● EXERCISE OBJECTIVE
Can you quote exactly the stretch of lines from the one with "Convert this screenshot" through the final line of the material, both ends included?

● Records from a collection

---

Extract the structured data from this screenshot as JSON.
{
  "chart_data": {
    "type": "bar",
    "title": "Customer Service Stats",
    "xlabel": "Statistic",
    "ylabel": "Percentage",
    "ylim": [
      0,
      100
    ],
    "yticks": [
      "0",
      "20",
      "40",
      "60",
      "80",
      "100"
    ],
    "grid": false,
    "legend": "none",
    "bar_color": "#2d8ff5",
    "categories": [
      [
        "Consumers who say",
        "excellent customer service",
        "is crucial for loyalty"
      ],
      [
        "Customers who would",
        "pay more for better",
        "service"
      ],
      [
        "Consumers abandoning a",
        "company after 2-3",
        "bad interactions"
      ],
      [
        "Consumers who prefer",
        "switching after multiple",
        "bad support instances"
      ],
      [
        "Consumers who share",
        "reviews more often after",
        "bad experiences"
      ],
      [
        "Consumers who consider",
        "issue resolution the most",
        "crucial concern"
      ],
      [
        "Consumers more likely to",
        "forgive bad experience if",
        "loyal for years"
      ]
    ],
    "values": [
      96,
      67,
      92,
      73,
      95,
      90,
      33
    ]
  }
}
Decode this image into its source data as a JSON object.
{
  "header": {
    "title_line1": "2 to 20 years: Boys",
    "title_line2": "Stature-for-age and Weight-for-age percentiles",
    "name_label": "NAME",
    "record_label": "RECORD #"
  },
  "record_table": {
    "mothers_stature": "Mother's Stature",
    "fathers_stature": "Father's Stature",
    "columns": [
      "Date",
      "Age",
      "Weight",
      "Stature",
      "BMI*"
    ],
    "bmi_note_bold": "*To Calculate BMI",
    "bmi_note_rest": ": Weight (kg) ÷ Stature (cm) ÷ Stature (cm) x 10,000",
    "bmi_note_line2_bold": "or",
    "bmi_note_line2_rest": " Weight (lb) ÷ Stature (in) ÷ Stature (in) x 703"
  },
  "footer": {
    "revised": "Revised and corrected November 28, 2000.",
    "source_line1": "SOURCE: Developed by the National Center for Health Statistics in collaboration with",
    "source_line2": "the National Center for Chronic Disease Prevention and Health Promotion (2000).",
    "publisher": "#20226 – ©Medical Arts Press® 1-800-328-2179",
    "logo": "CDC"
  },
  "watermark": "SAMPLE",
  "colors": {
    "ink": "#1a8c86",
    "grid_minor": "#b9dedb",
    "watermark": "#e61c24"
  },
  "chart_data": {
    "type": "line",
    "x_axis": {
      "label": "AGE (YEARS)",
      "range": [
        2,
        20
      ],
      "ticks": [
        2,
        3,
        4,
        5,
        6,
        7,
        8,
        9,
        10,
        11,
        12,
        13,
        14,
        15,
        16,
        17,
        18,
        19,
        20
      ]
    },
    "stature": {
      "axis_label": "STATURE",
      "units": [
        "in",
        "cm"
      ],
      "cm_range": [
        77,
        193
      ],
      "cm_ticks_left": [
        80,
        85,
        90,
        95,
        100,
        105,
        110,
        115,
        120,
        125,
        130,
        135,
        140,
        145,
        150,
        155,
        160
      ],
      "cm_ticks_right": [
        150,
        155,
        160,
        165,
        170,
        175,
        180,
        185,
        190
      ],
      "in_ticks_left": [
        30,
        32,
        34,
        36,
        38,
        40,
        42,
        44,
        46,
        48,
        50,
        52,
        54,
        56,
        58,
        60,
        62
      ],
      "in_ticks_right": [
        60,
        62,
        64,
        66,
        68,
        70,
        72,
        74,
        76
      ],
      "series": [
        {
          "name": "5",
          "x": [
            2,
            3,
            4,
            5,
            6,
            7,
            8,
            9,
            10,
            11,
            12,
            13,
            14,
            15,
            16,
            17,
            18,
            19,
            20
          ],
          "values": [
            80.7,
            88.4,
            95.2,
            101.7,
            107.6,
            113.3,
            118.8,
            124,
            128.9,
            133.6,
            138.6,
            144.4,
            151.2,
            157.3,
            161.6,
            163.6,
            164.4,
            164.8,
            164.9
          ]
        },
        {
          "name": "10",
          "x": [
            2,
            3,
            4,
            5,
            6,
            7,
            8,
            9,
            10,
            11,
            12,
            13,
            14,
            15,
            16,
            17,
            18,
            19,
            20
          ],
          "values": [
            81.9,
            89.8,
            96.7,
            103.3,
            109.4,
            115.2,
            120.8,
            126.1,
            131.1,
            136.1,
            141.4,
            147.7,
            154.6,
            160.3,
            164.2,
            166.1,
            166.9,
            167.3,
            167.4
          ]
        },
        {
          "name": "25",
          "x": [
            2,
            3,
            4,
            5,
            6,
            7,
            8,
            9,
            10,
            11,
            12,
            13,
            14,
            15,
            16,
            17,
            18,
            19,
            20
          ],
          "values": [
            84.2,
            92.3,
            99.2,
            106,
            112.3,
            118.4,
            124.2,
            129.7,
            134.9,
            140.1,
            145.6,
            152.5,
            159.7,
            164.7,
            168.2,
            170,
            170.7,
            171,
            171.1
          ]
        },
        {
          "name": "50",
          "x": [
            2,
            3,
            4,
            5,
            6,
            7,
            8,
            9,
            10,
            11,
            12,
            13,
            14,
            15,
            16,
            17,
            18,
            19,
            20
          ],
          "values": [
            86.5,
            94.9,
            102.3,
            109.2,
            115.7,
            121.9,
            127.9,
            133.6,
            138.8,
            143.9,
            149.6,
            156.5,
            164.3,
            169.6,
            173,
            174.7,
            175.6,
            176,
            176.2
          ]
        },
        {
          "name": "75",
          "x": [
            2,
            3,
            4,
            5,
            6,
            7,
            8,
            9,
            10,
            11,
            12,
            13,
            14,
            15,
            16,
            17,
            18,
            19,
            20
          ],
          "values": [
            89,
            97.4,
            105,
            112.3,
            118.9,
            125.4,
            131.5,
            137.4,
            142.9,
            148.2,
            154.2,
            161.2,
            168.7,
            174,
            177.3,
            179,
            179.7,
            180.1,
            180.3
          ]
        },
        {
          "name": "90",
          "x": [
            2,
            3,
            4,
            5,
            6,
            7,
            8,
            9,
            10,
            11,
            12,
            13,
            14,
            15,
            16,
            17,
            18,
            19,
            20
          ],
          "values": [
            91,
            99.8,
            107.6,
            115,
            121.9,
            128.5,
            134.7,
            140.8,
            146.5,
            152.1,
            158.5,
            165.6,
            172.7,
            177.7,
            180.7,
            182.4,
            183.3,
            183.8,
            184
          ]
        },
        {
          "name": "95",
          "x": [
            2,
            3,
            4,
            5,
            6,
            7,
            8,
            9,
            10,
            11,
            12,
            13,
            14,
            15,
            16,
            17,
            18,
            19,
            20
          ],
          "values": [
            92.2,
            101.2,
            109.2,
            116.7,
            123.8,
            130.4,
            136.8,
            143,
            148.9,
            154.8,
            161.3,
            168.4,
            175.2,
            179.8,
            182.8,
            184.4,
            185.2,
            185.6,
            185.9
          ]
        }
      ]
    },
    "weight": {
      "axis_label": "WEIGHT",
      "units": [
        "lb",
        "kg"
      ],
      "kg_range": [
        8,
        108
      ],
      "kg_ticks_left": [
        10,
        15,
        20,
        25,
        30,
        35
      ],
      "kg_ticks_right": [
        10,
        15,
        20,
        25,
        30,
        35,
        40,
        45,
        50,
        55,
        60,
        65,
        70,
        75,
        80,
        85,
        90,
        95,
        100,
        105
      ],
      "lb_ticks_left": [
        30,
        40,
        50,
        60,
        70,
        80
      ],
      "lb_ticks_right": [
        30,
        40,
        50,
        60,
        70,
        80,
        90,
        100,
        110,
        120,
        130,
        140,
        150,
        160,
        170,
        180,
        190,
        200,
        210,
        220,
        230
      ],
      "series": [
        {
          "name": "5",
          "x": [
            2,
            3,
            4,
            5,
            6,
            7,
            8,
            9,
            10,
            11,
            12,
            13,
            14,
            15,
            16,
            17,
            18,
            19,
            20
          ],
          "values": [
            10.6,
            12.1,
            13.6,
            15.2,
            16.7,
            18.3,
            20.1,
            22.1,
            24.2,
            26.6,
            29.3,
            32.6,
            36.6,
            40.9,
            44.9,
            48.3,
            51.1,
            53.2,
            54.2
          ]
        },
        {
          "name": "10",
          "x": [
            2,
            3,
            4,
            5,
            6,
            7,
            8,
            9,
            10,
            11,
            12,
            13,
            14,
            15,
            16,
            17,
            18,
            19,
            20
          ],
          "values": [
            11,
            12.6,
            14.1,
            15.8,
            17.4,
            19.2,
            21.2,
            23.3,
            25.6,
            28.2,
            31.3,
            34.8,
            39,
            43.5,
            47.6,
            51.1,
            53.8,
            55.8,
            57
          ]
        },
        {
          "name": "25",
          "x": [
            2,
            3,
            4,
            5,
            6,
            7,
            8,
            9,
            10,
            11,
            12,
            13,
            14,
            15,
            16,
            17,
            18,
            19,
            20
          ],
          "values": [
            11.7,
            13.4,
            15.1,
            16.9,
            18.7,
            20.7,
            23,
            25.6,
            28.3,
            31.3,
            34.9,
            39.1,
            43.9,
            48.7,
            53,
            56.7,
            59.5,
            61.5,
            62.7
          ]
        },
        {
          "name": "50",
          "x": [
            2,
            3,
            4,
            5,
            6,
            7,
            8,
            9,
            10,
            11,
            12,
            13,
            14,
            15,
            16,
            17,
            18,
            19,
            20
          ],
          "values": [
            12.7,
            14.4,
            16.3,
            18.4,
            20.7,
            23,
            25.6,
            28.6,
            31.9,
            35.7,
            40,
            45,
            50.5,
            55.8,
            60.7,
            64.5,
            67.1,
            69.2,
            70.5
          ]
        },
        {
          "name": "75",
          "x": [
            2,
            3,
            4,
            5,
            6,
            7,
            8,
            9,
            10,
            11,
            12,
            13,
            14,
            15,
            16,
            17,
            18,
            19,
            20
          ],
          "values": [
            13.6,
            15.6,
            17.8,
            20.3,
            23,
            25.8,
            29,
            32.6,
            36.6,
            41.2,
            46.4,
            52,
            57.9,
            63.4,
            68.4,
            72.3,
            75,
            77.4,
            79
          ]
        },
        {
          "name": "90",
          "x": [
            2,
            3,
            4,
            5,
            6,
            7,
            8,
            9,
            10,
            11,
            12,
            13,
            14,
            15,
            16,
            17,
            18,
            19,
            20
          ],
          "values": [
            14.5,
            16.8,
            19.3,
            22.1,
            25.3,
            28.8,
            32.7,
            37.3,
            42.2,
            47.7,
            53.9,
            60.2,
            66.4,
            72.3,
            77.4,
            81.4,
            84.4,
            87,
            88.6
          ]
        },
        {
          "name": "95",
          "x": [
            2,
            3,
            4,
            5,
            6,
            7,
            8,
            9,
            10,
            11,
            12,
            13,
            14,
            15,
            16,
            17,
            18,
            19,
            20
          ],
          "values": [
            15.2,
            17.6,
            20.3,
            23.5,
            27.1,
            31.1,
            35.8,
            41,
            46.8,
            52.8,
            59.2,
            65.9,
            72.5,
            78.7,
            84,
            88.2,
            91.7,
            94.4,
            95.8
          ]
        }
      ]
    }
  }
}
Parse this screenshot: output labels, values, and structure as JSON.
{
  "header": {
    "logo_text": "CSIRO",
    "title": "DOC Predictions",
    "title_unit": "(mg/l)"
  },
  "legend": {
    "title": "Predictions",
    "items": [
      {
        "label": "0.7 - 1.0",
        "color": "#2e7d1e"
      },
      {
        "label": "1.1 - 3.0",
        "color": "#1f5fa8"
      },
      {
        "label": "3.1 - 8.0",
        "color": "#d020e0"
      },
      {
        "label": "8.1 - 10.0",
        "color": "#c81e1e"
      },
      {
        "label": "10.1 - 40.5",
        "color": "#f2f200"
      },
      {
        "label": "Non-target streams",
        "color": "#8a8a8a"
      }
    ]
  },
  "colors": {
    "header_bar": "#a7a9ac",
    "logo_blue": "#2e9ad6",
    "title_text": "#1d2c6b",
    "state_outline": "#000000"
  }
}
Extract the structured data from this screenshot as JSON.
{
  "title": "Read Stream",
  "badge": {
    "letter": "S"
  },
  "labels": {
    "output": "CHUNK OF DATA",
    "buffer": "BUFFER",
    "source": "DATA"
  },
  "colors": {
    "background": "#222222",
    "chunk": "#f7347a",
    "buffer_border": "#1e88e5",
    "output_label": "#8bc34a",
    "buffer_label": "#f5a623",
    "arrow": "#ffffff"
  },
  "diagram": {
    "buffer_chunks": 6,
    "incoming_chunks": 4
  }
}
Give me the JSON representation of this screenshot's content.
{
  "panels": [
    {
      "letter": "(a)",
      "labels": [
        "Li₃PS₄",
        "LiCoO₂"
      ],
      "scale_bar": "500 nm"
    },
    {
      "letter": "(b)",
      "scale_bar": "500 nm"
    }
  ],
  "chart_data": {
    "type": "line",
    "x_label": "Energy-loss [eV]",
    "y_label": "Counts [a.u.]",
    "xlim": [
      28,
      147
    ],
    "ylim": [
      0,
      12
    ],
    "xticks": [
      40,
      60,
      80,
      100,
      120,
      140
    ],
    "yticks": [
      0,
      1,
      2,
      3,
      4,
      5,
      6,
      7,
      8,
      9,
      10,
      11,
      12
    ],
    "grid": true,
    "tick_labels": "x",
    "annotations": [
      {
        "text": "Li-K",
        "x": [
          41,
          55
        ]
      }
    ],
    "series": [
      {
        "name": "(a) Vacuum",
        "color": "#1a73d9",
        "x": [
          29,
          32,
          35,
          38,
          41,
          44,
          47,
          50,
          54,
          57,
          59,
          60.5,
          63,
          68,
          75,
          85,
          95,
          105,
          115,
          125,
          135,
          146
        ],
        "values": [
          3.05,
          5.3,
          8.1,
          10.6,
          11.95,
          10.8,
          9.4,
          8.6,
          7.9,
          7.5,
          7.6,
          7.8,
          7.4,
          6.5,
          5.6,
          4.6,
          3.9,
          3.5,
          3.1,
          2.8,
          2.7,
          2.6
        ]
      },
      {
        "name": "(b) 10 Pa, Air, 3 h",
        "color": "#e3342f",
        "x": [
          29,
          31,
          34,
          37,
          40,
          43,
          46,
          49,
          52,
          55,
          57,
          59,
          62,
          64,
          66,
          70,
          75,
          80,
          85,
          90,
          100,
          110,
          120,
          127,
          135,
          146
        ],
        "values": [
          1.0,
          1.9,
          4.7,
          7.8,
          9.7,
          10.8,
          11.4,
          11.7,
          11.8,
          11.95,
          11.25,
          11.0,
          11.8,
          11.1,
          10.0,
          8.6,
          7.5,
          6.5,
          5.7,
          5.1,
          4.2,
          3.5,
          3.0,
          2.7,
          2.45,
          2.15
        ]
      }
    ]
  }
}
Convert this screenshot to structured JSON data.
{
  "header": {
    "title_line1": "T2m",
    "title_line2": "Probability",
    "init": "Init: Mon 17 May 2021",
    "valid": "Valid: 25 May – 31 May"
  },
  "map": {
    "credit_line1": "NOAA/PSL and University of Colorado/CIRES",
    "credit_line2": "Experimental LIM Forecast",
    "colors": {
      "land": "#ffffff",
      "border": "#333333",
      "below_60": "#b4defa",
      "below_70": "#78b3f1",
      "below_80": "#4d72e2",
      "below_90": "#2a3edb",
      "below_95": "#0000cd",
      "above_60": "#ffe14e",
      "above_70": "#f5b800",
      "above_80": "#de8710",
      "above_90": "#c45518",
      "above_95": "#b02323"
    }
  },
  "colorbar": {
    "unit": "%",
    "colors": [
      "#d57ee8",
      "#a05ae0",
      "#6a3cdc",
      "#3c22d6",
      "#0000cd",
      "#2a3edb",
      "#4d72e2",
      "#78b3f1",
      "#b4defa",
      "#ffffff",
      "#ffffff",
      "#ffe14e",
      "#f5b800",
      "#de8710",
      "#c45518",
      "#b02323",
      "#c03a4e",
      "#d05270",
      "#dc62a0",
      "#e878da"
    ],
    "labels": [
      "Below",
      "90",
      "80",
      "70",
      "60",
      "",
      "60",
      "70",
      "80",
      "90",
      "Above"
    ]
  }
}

---

● RESULT OF THE EXERCISE
Convert this screenshot to structured JSON data.
{
  "header": {
    "title_line1": "T2m",
    "title_line2": "Probability",
    "init": "Init: Mon 17 May 2021",
    "valid": "Valid: 25 May – 31 May"
  },
  "map": {
    "credit_line1": "NOAA/PSL and University of Colorado/CIRES",
    "credit_line2": "Experimental LIM Forecast",
    "colors": {
      "land": "#ffffff",
      "border": "#333333",
      "below_60": "#b4defa",
      "below_70": "#78b3f1",
      "below_80": "#4d72e2",
      "below_90": "#2a3edb",
      "below_95": "#0000cd",
      "above_60": "#ffe14e",
      "above_70": "#f5b800",
      "above_80": "#de8710",
      "above_90": "#c45518",
      "above_95": "#b02323"
    }
  },
  "colorbar": {
    "unit": "%",
    "colors": [
      "#d57ee8",
      "#a05ae0",
      "#6a3cdc",
      "#3c22d6",
      "#0000cd",
      "#2a3edb",
      "#4d72e2",
      "#78b3f1",
      "#b4defa",
      "#ffffff",
      "#ffffff",
      "#ffe14e",
      "#f5b800",
      "#de8710",
      "#c45518",
      "#b02323",
      "#c03a4e",
      "#d05270",
      "#dc62a0",
      "#e878da"
    ],
    "labels": [
      "Below",
      "90",
      "80",
      "70",
      "60",
      "",
      "60",
      "70",
      "80",
      "90",
      "Above"
    ]
  }
}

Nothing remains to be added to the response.